**Task:**
Can you print every line of the material below verbatim, with nothing changed and the pictures left out?

**Input rows:**
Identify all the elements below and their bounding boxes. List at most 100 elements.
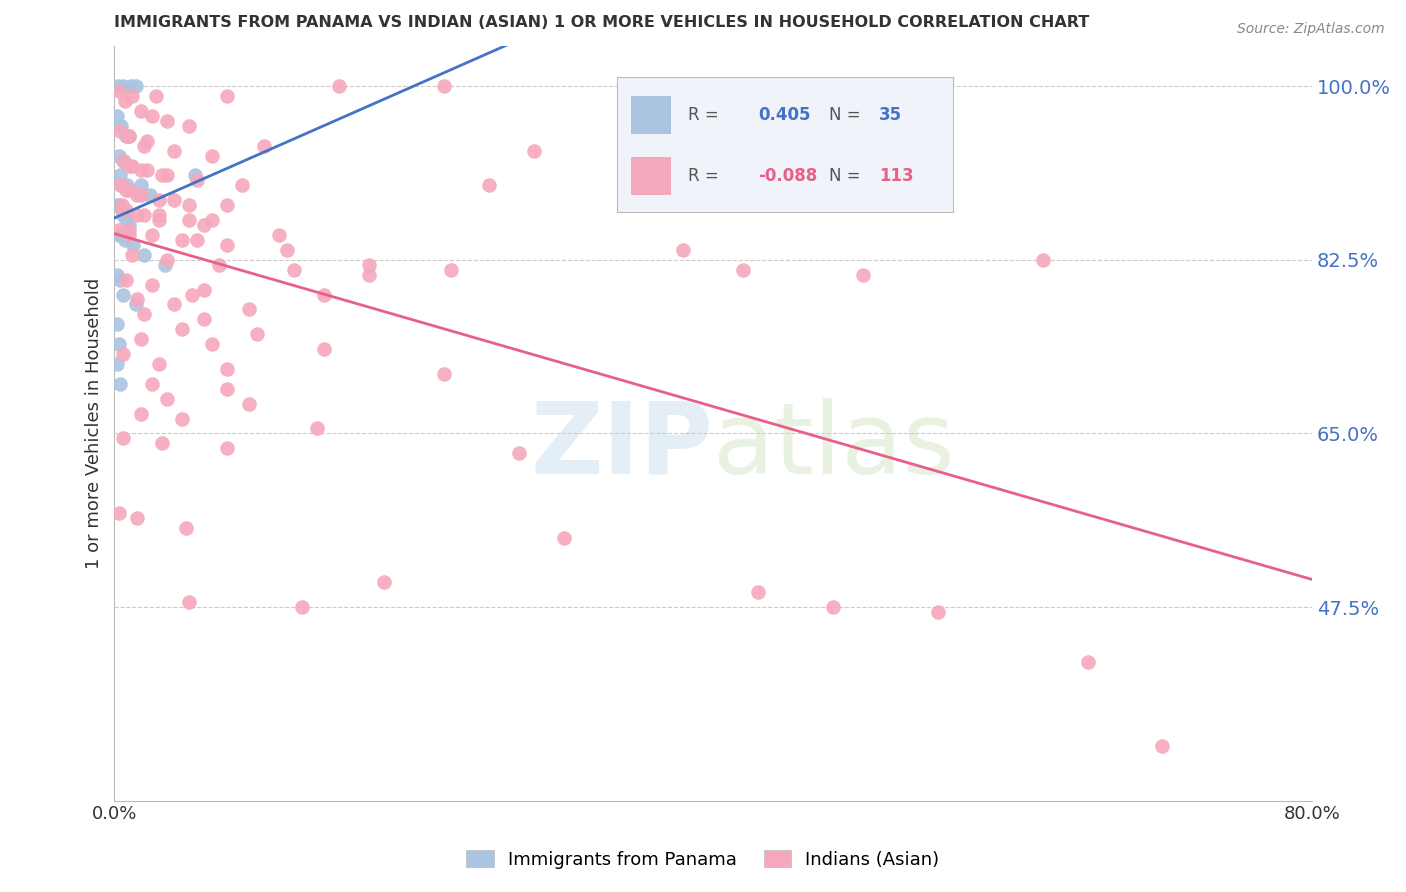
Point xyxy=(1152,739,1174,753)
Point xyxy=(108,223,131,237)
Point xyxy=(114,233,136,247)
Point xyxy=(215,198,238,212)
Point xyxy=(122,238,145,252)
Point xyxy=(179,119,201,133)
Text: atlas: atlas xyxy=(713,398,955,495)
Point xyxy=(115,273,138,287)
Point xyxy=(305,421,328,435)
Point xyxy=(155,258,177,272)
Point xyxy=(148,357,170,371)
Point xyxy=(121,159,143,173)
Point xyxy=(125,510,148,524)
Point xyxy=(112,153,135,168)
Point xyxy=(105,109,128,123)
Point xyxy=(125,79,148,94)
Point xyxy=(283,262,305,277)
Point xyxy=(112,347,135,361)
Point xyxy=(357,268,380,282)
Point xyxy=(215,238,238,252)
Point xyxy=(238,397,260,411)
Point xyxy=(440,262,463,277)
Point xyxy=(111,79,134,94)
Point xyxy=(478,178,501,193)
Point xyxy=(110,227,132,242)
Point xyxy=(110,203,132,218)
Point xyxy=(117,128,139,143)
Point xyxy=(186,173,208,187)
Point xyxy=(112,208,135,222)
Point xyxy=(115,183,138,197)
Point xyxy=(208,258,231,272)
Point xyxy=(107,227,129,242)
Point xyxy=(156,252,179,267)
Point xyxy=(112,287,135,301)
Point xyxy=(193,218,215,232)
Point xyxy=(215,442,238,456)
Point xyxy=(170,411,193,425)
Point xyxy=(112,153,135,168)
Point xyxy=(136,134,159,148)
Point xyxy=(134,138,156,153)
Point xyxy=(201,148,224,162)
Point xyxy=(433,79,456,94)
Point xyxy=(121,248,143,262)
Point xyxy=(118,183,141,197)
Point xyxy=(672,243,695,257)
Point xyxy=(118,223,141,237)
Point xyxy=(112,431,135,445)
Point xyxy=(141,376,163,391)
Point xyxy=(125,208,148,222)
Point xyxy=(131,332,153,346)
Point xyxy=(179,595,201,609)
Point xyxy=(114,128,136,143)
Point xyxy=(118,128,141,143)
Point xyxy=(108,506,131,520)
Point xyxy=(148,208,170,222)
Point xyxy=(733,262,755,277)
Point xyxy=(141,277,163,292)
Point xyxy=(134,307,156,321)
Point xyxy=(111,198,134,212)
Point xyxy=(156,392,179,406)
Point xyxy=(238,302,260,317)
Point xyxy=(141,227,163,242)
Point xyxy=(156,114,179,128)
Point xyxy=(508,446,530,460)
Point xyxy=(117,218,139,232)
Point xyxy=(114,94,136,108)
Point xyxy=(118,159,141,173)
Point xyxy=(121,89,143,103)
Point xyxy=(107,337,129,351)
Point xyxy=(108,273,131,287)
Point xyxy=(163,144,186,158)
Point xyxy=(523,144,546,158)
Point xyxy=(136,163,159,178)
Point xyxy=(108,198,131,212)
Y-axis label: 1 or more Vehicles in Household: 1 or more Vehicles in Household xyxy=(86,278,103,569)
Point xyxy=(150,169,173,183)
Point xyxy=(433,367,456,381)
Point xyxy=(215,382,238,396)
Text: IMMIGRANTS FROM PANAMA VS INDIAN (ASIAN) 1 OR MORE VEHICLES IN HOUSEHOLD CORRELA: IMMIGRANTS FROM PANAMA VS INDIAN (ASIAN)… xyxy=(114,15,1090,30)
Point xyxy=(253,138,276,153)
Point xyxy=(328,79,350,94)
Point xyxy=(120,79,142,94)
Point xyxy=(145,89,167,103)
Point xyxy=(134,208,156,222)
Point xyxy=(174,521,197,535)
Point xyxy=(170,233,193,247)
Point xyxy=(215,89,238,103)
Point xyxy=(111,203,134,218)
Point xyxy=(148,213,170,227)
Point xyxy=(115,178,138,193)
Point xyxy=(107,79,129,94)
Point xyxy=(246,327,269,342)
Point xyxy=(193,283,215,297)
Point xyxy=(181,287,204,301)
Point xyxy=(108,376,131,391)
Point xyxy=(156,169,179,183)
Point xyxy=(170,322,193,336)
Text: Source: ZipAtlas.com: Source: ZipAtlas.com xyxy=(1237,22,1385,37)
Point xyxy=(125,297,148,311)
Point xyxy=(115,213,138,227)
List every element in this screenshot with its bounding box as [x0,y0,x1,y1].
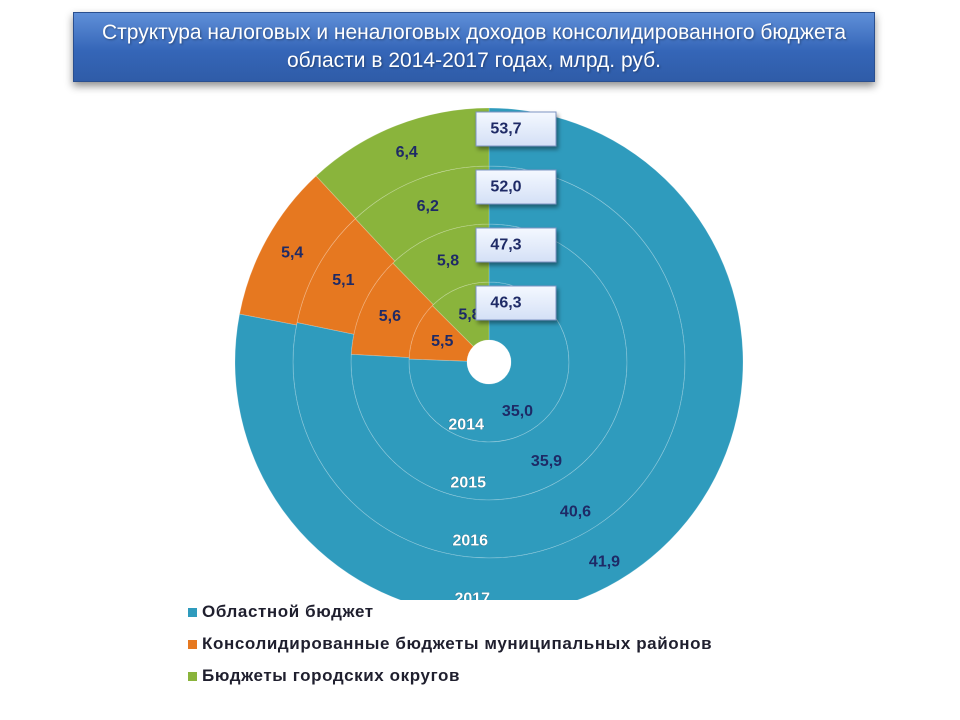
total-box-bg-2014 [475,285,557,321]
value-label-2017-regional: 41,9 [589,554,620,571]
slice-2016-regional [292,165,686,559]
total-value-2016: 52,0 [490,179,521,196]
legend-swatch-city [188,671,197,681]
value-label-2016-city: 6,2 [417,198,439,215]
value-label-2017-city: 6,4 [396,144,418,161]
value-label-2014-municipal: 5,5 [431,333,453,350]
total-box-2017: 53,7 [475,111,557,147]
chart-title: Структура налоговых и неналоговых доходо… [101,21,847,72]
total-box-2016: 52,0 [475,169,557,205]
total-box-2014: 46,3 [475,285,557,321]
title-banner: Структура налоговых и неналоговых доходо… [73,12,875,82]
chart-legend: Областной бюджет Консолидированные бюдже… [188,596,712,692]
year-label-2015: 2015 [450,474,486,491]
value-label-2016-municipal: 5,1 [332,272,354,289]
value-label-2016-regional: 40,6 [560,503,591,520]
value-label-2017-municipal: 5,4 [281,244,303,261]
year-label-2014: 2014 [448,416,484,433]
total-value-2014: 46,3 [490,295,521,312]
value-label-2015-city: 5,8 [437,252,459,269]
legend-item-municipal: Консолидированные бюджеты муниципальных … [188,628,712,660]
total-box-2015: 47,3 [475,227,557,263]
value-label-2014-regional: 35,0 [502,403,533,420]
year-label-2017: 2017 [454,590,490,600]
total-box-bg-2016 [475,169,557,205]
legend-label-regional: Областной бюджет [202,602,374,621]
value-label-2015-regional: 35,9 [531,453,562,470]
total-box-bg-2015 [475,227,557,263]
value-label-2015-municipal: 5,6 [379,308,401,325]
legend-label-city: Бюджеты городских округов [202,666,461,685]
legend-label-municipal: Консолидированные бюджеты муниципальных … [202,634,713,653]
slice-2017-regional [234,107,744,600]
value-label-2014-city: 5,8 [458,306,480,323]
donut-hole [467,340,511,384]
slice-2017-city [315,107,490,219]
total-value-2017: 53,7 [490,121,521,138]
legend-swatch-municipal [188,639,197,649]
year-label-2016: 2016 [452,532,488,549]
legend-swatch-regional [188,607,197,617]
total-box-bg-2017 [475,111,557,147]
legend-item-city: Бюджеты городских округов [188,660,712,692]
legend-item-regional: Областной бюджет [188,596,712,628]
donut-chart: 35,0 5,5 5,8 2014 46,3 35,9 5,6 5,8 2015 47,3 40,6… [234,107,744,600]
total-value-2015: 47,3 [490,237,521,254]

**Written answer:**
Identify all the elements below and their bounding boxes. List at most 100 elements.
Point xyxy=(1152,739,1174,753)
Point xyxy=(108,223,131,237)
Point xyxy=(114,233,136,247)
Point xyxy=(215,198,238,212)
Point xyxy=(122,238,145,252)
Point xyxy=(179,119,201,133)
Text: atlas: atlas xyxy=(713,398,955,495)
Point xyxy=(115,273,138,287)
Point xyxy=(305,421,328,435)
Point xyxy=(155,258,177,272)
Point xyxy=(148,357,170,371)
Point xyxy=(121,159,143,173)
Point xyxy=(125,510,148,524)
Point xyxy=(112,153,135,168)
Point xyxy=(105,109,128,123)
Point xyxy=(125,79,148,94)
Point xyxy=(283,262,305,277)
Point xyxy=(112,347,135,361)
Point xyxy=(357,268,380,282)
Point xyxy=(215,238,238,252)
Point xyxy=(238,397,260,411)
Point xyxy=(440,262,463,277)
Point xyxy=(111,79,134,94)
Point xyxy=(478,178,501,193)
Point xyxy=(110,227,132,242)
Point xyxy=(110,203,132,218)
Point xyxy=(117,128,139,143)
Point xyxy=(186,173,208,187)
Point xyxy=(112,208,135,222)
Point xyxy=(115,183,138,197)
Point xyxy=(208,258,231,272)
Point xyxy=(107,227,129,242)
Point xyxy=(156,252,179,267)
Point xyxy=(112,287,135,301)
Point xyxy=(193,218,215,232)
Point xyxy=(215,442,238,456)
Point xyxy=(170,411,193,425)
Point xyxy=(112,153,135,168)
Point xyxy=(136,134,159,148)
Point xyxy=(134,138,156,153)
Point xyxy=(201,148,224,162)
Point xyxy=(433,79,456,94)
Point xyxy=(121,248,143,262)
Point xyxy=(118,183,141,197)
Point xyxy=(672,243,695,257)
Point xyxy=(118,223,141,237)
Point xyxy=(112,431,135,445)
Point xyxy=(141,376,163,391)
Point xyxy=(125,208,148,222)
Point xyxy=(131,332,153,346)
Point xyxy=(179,595,201,609)
Point xyxy=(114,128,136,143)
Point xyxy=(118,128,141,143)
Point xyxy=(108,506,131,520)
Point xyxy=(148,208,170,222)
Point xyxy=(733,262,755,277)
Point xyxy=(141,277,163,292)
Point xyxy=(134,307,156,321)
Point xyxy=(111,198,134,212)
Point xyxy=(156,392,179,406)
Point xyxy=(238,302,260,317)
Point xyxy=(141,227,163,242)
Point xyxy=(156,114,179,128)
Point xyxy=(508,446,530,460)
Point xyxy=(117,218,139,232)
Point xyxy=(114,94,136,108)
Point xyxy=(118,159,141,173)
Point xyxy=(121,89,143,103)
Point xyxy=(107,337,129,351)
Point xyxy=(108,273,131,287)
Point xyxy=(163,144,186,158)
Point xyxy=(523,144,546,158)
Point xyxy=(136,163,159,178)
Point xyxy=(108,198,131,212)
Y-axis label: 1 or more Vehicles in Household: 1 or more Vehicles in Household xyxy=(86,278,103,569)
Point xyxy=(150,169,173,183)
Point xyxy=(433,367,456,381)
Point xyxy=(215,382,238,396)
Text: IMMIGRANTS FROM PANAMA VS INDIAN (ASIAN) 1 OR MORE VEHICLES IN HOUSEHOLD CORRELA: IMMIGRANTS FROM PANAMA VS INDIAN (ASIAN)… xyxy=(114,15,1090,30)
Point xyxy=(253,138,276,153)
Point xyxy=(328,79,350,94)
Point xyxy=(120,79,142,94)
Point xyxy=(145,89,167,103)
Point xyxy=(134,208,156,222)
Point xyxy=(174,521,197,535)
Point xyxy=(170,233,193,247)
Point xyxy=(215,89,238,103)
Point xyxy=(111,203,134,218)
Point xyxy=(148,213,170,227)
Point xyxy=(115,178,138,193)
Point xyxy=(107,79,129,94)
Point xyxy=(246,327,269,342)
Point xyxy=(193,283,215,297)
Point xyxy=(181,287,204,301)
Point xyxy=(108,376,131,391)
Point xyxy=(156,169,179,183)
Point xyxy=(170,322,193,336)
Text: Source: ZipAtlas.com: Source: ZipAtlas.com xyxy=(1237,22,1385,37)
Point xyxy=(125,297,148,311)
Point xyxy=(115,213,138,227)
List every element in this screenshot with its bounding box as [x0,y0,x1,y1].
total-box-bg-2014 [475,285,557,321]
value-label-2017-regional: 41,9 [589,554,620,571]
slice-2016-regional [292,165,686,559]
total-value-2016: 52,0 [490,179,521,196]
legend-swatch-city [188,671,197,681]
value-label-2016-city: 6,2 [417,198,439,215]
value-label-2017-city: 6,4 [396,144,418,161]
value-label-2014-municipal: 5,5 [431,333,453,350]
total-box-2017: 53,7 [475,111,557,147]
chart-title: Структура налоговых и неналоговых доходо… [101,21,847,72]
total-box-2016: 52,0 [475,169,557,205]
total-box-2014: 46,3 [475,285,557,321]
title-banner: Структура налоговых и неналоговых доходо… [73,12,875,82]
chart-legend: Областной бюджет Консолидированные бюдже… [188,596,712,692]
year-label-2015: 2015 [450,474,486,491]
value-label-2016-municipal: 5,1 [332,272,354,289]
value-label-2016-regional: 40,6 [560,503,591,520]
value-label-2017-municipal: 5,4 [281,244,303,261]
year-label-2014: 2014 [448,416,484,433]
total-value-2014: 46,3 [490,295,521,312]
value-label-2015-city: 5,8 [437,252,459,269]
legend-item-municipal: Консолидированные бюджеты муниципальных … [188,628,712,660]
total-box-2015: 47,3 [475,227,557,263]
value-label-2014-regional: 35,0 [502,403,533,420]
year-label-2017: 2017 [454,590,490,600]
total-box-bg-2016 [475,169,557,205]
legend-label-regional: Областной бюджет [202,602,374,621]
value-label-2015-regional: 35,9 [531,453,562,470]
total-box-bg-2015 [475,227,557,263]
value-label-2015-municipal: 5,6 [379,308,401,325]
legend-label-city: Бюджеты городских округов [202,666,461,685]
legend-label-municipal: Консолидированные бюджеты муниципальных … [202,634,713,653]
slice-2017-regional [234,107,744,600]
value-label-2014-city: 5,8 [458,306,480,323]
donut-hole [467,340,511,384]
slice-2017-city [315,107,490,219]
total-value-2017: 53,7 [490,121,521,138]
legend-swatch-municipal [188,639,197,649]
year-label-2016: 2016 [452,532,488,549]
legend-swatch-regional [188,607,197,617]
total-box-bg-2017 [475,111,557,147]
legend-item-city: Бюджеты городских округов [188,660,712,692]
legend-item-regional: Областной бюджет [188,596,712,628]
donut-chart: 35,0 5,5 5,8 2014 46,3 35,9 5,6 5,8 2015 47,3 40,6… [234,107,744,600]
total-value-2015: 47,3 [490,237,521,254]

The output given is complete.